▶ Problem: Gather the lines that hold the string "General".

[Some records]

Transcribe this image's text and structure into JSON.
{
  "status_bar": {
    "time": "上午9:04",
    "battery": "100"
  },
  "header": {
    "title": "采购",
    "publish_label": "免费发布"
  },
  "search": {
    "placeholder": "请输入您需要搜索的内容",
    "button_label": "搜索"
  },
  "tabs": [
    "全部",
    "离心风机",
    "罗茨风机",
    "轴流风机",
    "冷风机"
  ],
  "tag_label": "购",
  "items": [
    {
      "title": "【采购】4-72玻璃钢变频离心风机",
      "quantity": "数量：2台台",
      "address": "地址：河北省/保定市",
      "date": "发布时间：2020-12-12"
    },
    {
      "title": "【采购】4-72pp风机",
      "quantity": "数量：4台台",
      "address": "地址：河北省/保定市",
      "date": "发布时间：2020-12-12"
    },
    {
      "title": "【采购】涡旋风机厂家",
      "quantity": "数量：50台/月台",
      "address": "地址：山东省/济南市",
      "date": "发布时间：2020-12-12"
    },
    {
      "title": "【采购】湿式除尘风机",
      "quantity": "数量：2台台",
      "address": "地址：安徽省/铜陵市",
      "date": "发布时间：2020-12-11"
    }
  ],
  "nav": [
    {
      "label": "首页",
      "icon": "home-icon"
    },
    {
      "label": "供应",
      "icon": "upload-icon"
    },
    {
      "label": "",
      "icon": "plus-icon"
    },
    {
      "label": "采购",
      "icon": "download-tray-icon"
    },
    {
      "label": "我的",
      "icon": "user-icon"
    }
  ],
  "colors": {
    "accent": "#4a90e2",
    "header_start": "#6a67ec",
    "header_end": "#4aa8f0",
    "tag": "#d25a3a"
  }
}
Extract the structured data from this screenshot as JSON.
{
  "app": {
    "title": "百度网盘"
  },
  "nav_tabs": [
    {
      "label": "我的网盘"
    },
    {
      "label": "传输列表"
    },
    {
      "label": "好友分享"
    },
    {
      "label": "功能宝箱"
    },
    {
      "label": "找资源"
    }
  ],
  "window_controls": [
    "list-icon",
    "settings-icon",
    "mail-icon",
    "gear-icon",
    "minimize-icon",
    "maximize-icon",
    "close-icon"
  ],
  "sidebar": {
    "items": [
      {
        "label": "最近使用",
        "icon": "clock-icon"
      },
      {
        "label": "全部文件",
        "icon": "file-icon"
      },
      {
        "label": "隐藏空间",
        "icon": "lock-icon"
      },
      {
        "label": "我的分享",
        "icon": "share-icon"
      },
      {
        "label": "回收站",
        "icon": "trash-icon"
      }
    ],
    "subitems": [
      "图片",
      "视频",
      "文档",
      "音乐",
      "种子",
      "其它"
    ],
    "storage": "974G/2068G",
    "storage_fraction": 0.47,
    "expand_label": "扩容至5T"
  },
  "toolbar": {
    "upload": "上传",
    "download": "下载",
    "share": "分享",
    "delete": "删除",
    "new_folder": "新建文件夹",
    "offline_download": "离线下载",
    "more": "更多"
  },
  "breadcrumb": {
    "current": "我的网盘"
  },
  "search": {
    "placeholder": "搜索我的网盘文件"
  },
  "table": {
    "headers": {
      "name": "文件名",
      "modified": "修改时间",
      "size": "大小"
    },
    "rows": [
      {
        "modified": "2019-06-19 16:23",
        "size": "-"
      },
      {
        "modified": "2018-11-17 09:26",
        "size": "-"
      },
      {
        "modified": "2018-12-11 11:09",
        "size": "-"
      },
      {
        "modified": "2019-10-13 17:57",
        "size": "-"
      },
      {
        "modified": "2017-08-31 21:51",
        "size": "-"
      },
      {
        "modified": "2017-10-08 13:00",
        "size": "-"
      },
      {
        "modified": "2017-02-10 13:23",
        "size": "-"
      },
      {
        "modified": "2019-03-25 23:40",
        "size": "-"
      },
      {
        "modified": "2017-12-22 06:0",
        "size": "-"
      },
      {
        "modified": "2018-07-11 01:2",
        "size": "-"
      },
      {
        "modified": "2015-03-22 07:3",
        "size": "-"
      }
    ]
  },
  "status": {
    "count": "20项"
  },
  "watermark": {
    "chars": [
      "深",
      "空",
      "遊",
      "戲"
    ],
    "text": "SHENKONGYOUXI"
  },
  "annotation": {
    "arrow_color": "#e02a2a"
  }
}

* * *

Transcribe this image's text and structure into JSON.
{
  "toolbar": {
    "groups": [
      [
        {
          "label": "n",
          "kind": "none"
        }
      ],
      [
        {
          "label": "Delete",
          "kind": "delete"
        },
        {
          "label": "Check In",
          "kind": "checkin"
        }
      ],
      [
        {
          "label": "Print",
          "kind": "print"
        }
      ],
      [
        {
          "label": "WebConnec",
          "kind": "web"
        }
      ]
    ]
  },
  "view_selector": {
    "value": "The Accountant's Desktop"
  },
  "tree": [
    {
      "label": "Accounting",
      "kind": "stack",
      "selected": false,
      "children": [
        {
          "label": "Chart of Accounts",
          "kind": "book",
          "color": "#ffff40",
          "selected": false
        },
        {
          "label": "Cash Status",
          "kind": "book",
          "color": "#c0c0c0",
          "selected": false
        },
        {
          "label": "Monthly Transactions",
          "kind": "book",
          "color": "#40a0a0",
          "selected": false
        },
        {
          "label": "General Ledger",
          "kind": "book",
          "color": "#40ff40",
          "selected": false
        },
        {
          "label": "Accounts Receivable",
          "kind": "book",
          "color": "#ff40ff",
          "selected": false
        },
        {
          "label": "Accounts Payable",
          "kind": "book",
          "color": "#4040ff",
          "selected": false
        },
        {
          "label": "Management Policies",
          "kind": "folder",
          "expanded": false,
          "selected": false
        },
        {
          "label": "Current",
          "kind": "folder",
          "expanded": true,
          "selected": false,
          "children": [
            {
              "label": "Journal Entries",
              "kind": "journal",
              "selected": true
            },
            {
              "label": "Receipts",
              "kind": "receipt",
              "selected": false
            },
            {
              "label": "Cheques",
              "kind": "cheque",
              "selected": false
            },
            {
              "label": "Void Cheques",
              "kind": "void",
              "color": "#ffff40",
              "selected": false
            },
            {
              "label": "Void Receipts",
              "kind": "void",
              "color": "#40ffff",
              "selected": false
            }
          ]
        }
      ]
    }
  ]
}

* * *

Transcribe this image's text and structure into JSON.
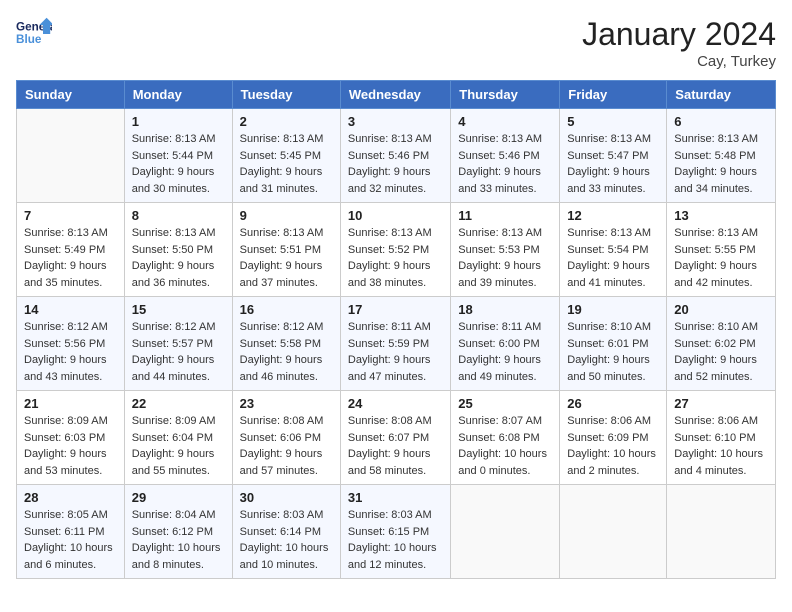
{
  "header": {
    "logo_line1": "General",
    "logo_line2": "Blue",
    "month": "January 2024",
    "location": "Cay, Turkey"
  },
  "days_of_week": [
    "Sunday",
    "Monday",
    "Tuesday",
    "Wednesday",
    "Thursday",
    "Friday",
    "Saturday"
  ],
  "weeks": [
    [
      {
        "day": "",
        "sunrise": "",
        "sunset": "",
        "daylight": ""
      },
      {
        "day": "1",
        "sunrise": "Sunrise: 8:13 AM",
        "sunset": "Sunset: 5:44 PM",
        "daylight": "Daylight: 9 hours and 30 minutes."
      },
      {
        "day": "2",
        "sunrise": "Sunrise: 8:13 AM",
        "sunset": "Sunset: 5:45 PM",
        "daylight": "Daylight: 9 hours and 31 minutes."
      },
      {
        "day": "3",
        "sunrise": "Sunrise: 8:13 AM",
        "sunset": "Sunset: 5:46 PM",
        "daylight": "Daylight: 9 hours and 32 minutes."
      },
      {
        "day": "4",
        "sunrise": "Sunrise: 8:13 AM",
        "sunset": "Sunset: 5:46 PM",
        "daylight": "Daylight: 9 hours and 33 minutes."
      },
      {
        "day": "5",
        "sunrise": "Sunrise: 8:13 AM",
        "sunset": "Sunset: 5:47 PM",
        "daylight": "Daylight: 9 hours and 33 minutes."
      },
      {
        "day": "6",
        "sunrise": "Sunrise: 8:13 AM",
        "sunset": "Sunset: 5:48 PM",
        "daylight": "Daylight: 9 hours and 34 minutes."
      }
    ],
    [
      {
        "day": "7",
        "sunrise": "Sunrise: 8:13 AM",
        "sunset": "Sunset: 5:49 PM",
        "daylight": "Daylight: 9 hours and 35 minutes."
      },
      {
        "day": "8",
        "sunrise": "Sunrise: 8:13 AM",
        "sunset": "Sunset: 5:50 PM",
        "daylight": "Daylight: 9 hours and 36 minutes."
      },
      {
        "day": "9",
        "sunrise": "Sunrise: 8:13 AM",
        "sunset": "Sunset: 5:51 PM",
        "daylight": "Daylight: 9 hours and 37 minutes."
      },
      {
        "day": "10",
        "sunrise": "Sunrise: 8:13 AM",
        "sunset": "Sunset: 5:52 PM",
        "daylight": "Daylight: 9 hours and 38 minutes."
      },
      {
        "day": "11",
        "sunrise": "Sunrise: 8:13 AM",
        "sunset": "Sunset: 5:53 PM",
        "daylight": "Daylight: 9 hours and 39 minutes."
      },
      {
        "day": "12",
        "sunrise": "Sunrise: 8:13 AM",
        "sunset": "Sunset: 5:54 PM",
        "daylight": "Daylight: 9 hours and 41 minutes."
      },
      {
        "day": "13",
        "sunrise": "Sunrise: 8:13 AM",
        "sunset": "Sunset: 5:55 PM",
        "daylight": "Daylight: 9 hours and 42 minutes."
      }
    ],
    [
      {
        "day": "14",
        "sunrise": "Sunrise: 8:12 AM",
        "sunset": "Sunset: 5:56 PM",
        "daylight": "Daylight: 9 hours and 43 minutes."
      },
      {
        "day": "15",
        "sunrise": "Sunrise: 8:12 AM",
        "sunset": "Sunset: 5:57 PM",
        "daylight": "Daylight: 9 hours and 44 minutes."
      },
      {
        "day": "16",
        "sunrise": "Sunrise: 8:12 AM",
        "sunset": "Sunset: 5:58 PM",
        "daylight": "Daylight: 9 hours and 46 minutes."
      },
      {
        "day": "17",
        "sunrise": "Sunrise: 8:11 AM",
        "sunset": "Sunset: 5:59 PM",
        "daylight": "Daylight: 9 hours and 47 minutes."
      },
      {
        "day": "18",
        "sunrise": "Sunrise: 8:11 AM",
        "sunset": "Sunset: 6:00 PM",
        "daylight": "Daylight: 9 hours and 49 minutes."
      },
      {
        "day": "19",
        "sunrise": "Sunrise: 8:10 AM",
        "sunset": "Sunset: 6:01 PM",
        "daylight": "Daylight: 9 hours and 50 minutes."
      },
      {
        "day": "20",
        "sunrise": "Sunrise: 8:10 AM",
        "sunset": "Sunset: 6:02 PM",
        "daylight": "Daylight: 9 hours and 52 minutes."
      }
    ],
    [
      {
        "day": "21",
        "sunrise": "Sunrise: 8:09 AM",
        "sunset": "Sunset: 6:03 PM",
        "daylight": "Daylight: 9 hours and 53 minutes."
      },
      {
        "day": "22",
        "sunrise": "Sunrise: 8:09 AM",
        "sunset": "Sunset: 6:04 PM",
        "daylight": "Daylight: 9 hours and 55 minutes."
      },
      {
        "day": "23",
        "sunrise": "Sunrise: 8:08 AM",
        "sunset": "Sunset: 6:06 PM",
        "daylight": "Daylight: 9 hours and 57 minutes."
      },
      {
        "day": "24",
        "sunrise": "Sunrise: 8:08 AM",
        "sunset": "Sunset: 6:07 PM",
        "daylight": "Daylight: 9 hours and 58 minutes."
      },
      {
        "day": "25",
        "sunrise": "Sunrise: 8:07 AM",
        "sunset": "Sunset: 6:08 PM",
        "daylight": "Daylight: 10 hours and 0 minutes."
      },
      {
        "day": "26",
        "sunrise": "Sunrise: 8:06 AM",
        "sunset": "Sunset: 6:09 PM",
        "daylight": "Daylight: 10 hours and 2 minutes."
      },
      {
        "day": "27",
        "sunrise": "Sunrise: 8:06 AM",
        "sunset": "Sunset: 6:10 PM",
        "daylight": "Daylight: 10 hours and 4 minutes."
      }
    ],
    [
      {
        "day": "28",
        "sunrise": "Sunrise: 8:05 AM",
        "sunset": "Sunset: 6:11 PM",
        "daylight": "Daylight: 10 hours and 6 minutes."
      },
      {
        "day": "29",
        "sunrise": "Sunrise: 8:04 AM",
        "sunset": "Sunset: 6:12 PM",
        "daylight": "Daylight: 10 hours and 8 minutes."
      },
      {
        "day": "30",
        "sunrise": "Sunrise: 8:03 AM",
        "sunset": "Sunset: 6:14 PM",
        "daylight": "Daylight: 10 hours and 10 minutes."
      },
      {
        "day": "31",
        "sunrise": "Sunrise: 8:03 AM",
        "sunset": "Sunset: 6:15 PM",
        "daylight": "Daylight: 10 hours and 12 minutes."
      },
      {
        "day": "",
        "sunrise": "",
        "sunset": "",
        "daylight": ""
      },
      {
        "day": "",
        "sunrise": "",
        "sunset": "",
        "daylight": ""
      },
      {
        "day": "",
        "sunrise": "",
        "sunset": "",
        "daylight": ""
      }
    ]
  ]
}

▶ Reply:
          "label": "General Ledger",
    "logo_line1": "General",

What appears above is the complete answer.